[begin Records for the task]

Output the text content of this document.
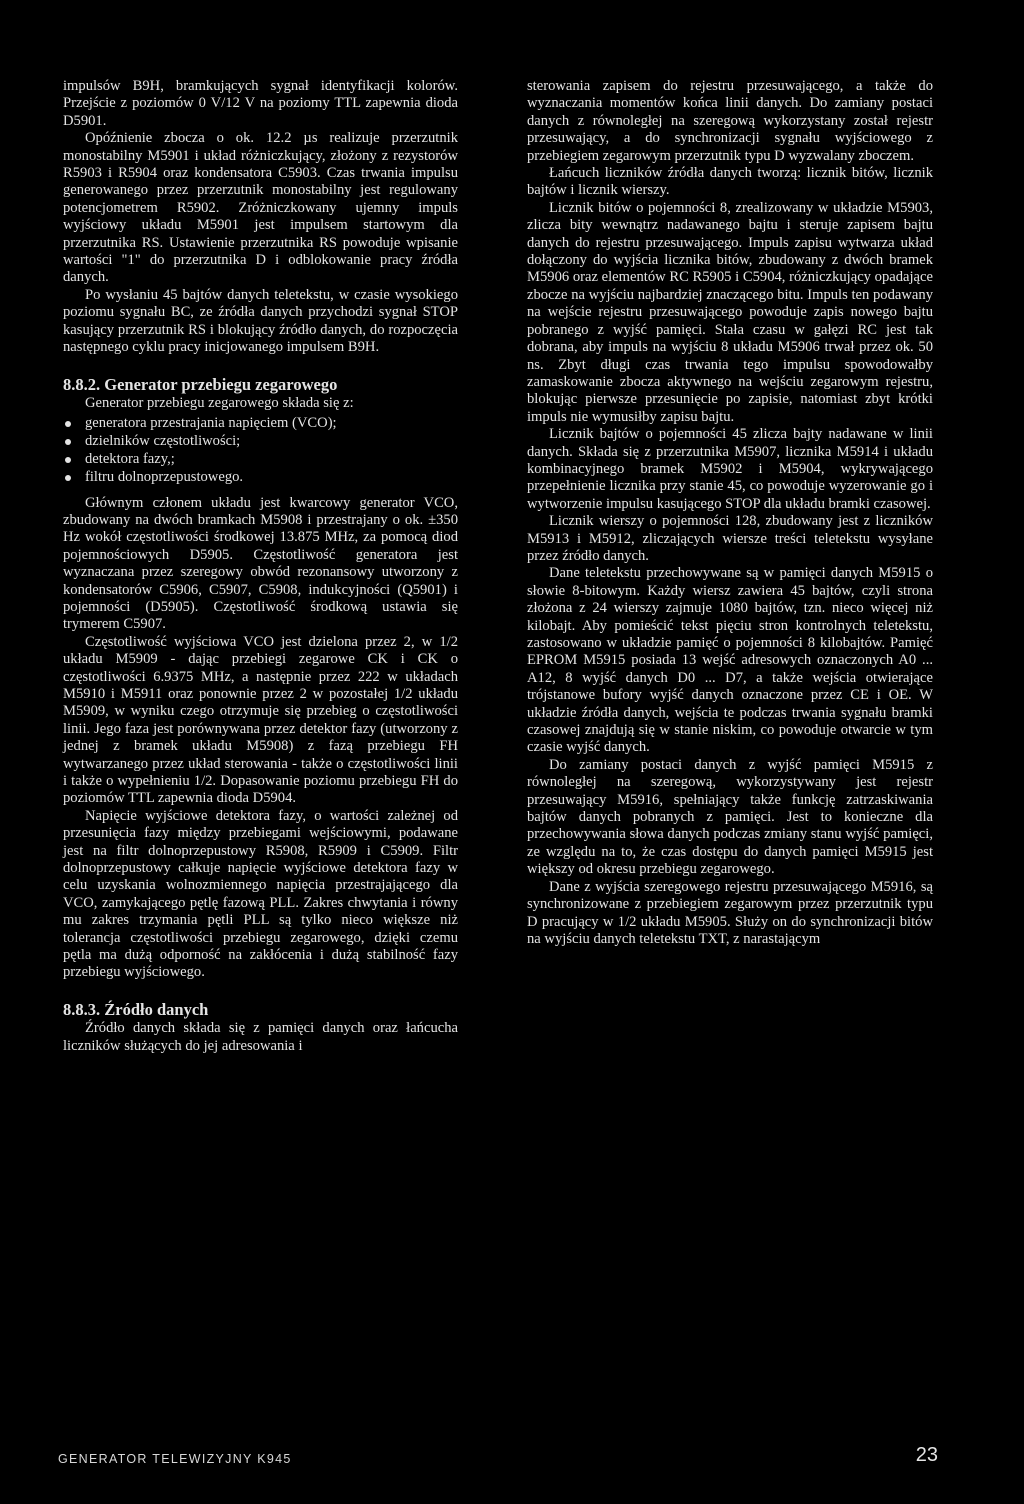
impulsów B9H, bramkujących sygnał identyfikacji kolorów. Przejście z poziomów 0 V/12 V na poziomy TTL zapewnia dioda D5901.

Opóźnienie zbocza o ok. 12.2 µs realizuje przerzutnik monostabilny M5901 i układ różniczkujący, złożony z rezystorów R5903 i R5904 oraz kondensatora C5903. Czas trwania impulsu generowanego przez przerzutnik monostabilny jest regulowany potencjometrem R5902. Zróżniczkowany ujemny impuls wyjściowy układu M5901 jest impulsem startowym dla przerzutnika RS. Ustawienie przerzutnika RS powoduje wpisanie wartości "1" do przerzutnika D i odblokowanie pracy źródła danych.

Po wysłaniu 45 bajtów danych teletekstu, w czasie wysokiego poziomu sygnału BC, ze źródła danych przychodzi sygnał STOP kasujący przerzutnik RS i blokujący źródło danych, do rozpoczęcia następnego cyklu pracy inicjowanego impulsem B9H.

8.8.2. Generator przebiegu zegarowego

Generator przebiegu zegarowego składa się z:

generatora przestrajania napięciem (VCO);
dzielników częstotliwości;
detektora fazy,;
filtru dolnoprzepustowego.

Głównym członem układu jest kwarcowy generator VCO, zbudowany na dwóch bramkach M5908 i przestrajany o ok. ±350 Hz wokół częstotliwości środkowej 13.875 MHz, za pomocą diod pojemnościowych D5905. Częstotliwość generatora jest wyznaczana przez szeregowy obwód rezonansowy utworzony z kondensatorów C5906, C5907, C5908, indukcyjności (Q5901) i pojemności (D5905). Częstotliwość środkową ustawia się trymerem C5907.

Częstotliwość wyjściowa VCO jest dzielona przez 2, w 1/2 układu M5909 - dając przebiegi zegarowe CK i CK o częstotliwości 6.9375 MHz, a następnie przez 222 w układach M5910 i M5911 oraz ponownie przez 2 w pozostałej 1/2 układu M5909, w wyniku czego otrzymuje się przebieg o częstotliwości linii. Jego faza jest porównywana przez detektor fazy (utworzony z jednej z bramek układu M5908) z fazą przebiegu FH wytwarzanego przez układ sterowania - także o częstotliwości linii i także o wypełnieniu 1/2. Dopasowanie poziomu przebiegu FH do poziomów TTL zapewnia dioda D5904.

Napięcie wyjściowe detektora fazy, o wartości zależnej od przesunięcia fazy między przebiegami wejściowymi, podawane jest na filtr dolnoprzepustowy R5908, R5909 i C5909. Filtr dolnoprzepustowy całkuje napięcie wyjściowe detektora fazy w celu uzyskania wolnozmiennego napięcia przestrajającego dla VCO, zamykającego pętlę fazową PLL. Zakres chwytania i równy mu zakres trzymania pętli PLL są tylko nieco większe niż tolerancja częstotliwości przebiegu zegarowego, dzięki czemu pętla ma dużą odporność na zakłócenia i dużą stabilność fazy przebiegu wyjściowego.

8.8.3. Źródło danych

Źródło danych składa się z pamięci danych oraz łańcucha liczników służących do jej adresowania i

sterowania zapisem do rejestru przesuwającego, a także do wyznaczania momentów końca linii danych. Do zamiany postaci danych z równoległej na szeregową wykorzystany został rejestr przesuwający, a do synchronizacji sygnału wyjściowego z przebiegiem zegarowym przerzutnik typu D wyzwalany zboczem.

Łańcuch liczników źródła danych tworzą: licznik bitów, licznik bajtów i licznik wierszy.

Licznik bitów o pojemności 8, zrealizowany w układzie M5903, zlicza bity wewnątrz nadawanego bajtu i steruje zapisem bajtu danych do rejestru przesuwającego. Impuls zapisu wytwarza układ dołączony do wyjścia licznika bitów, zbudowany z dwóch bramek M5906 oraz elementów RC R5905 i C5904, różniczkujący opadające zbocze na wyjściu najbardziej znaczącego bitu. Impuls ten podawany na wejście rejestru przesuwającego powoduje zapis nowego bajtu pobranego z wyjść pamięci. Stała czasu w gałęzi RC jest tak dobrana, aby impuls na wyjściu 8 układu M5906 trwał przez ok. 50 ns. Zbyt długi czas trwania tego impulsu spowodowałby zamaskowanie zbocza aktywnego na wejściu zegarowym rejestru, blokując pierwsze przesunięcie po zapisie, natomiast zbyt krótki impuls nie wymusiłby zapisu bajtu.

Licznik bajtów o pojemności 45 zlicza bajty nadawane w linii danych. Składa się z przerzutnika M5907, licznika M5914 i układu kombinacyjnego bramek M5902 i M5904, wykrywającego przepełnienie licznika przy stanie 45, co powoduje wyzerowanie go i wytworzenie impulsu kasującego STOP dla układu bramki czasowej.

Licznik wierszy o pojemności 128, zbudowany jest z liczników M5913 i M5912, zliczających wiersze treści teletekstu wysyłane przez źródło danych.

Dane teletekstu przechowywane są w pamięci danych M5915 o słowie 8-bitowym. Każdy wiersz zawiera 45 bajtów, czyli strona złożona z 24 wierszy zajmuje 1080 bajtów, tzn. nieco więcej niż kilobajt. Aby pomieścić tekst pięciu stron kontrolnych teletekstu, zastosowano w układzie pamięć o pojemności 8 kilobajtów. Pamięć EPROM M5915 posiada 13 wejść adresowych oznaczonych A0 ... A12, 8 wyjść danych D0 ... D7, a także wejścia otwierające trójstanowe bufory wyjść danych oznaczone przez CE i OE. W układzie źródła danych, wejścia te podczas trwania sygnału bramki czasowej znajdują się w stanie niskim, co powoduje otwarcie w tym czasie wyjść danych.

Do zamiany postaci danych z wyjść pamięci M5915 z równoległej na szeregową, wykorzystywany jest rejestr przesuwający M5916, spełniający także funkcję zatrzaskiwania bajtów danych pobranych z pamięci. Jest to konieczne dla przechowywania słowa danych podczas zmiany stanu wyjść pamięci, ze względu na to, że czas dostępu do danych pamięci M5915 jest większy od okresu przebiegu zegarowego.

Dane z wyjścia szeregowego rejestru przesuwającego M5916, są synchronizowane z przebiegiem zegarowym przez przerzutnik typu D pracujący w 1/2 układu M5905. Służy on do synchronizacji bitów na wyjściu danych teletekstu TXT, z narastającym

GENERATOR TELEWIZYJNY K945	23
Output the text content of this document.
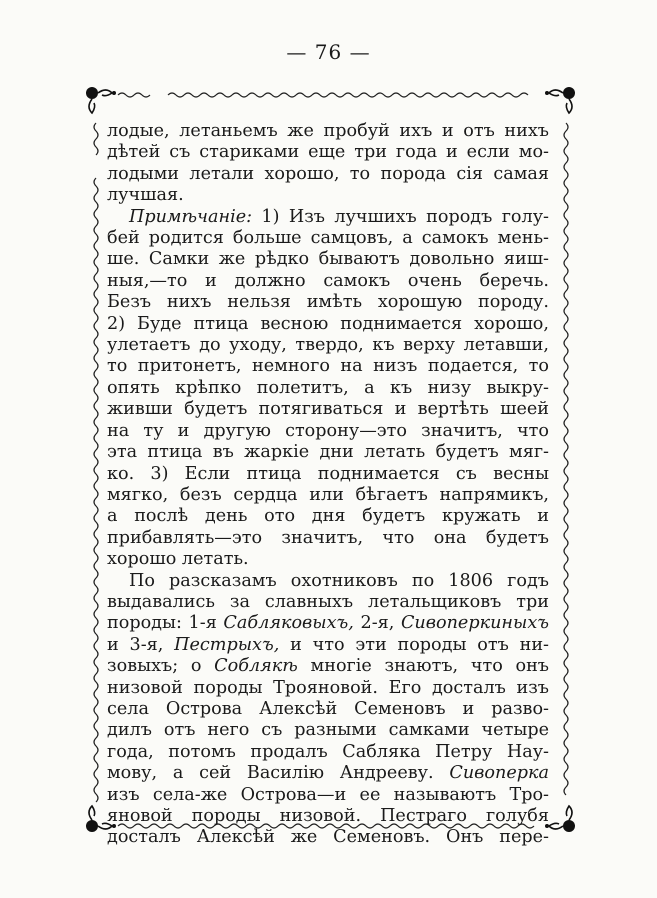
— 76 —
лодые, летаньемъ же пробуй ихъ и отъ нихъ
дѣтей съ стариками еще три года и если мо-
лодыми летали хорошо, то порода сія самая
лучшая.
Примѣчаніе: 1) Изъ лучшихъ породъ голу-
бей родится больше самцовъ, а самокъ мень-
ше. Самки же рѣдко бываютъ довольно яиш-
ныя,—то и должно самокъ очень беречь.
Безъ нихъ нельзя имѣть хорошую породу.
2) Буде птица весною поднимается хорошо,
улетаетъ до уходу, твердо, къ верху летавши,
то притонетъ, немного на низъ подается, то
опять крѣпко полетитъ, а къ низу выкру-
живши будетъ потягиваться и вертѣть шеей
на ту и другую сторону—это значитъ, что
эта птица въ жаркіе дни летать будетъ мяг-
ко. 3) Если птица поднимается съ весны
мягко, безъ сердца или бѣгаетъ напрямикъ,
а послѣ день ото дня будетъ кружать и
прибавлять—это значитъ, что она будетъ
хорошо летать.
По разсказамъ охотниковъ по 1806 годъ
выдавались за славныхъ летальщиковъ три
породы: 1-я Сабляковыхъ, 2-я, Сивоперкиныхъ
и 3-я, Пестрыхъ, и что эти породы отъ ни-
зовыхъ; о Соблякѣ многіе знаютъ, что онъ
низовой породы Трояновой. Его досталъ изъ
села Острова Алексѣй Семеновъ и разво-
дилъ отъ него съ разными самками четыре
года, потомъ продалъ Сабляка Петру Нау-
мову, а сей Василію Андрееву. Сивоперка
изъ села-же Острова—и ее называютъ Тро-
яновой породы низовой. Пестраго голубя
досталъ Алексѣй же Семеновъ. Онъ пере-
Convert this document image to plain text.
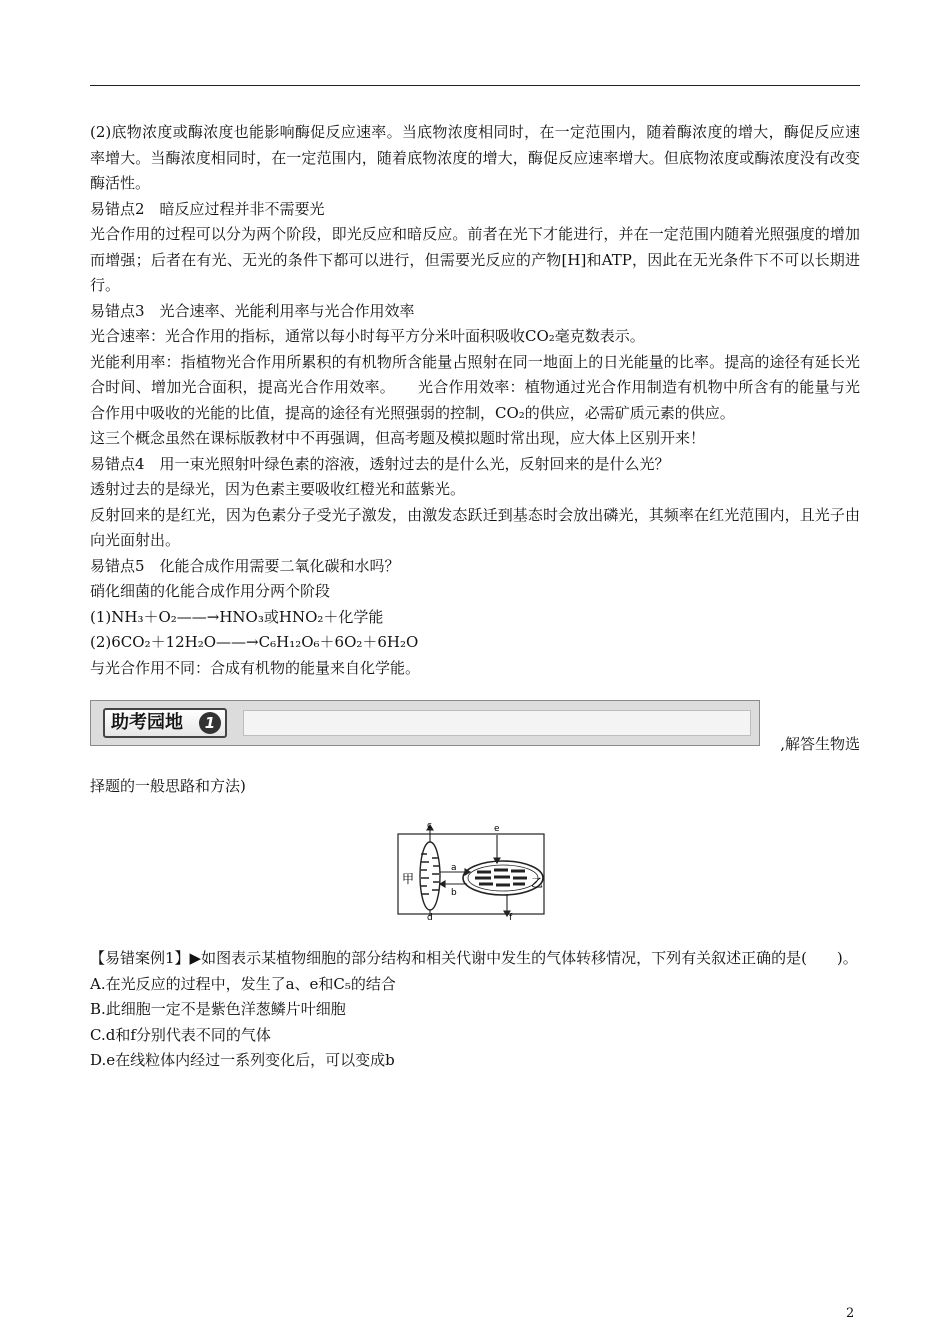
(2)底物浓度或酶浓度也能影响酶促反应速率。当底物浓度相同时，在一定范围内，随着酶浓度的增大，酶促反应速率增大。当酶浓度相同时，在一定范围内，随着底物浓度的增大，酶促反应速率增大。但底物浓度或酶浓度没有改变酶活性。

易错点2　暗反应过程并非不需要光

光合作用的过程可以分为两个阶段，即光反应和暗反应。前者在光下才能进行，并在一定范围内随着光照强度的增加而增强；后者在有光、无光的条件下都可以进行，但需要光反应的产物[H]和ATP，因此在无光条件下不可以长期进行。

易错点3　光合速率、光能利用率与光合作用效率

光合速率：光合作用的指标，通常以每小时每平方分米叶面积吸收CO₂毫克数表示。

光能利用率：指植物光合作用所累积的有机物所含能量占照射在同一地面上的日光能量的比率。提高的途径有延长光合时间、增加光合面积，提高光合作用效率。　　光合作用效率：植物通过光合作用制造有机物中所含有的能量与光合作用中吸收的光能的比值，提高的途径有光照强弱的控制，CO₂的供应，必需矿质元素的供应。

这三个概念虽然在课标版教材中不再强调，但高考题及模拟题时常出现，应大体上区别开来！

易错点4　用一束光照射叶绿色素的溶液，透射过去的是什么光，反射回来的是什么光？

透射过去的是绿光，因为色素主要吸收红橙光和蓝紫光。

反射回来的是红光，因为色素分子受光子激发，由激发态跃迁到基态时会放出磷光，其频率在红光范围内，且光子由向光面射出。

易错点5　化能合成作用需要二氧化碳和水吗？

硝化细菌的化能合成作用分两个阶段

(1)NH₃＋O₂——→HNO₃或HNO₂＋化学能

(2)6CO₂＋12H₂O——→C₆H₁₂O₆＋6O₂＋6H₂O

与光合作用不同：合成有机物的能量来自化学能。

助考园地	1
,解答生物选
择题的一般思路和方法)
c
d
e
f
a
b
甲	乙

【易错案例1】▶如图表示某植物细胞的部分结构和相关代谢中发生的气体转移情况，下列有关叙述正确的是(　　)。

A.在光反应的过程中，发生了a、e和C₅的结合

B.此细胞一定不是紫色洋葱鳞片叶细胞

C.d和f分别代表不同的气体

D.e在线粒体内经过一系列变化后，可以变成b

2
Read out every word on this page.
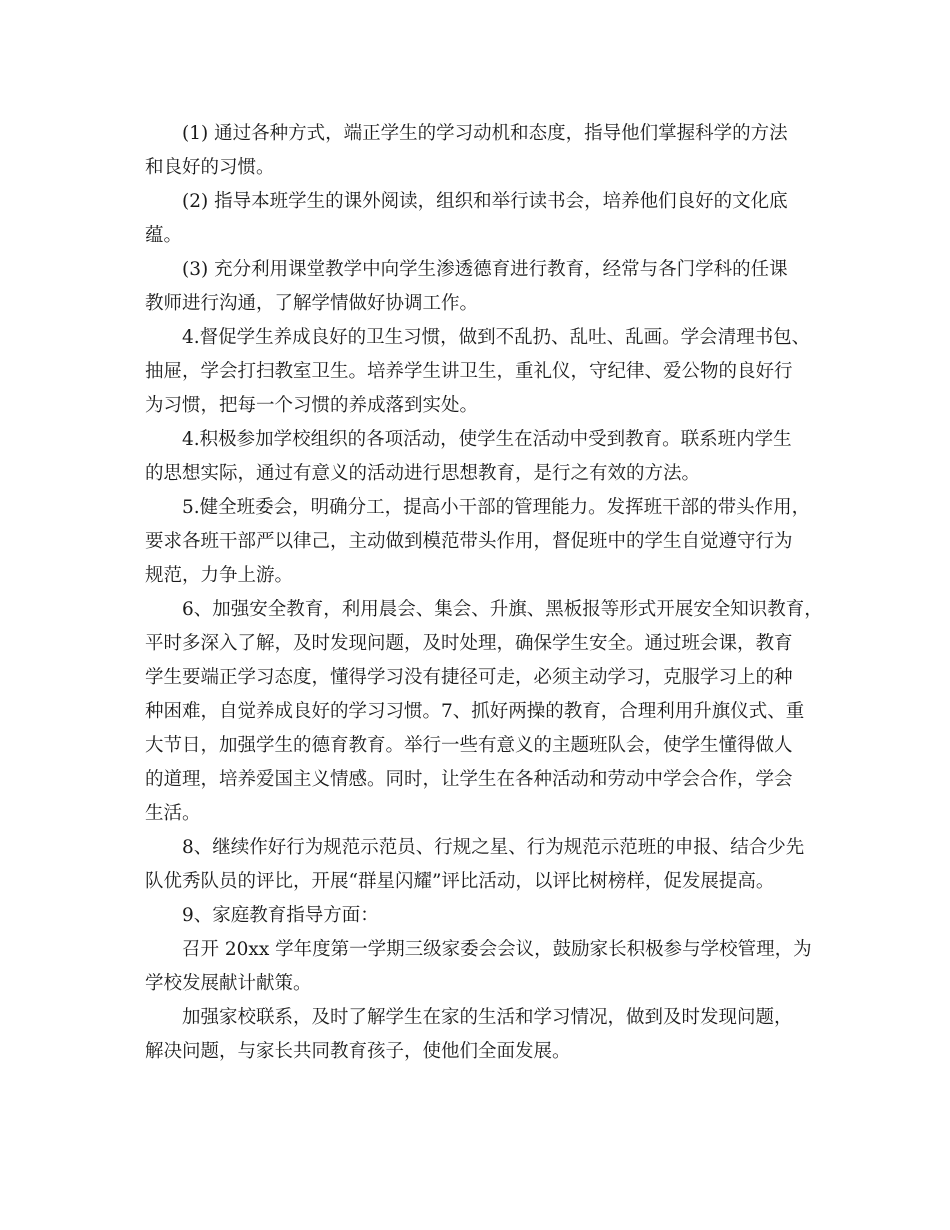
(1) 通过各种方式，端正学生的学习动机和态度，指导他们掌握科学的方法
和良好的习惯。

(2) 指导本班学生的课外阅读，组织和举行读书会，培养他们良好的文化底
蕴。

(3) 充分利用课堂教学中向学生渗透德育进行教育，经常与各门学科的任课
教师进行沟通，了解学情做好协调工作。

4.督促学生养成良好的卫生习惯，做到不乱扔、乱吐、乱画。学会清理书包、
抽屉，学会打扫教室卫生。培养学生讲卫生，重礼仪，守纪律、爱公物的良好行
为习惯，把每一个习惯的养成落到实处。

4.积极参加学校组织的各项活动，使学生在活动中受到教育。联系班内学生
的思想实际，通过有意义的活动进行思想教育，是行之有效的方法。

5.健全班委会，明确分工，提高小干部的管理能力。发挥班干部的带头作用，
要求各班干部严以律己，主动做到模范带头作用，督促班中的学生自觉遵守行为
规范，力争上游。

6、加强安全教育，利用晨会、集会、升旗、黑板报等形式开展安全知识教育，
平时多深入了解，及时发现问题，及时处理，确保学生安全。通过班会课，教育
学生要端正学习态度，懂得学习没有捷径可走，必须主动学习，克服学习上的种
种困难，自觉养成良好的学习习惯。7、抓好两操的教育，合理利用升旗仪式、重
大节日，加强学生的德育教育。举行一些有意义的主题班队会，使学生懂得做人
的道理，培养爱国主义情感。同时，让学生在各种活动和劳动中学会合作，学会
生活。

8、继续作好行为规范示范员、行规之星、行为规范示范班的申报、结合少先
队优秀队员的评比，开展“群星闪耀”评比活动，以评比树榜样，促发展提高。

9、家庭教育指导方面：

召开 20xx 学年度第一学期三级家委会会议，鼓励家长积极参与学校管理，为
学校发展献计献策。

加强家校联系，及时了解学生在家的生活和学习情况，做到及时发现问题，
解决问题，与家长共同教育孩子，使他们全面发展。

[end Records for the task]

Description of the task: Write out every line of the entries that holds the word "хорошо".

Final result:
лодыми летали хорошо, то порода сія самая
2) Буде птица весною поднимается хорошо,
хорошо летать.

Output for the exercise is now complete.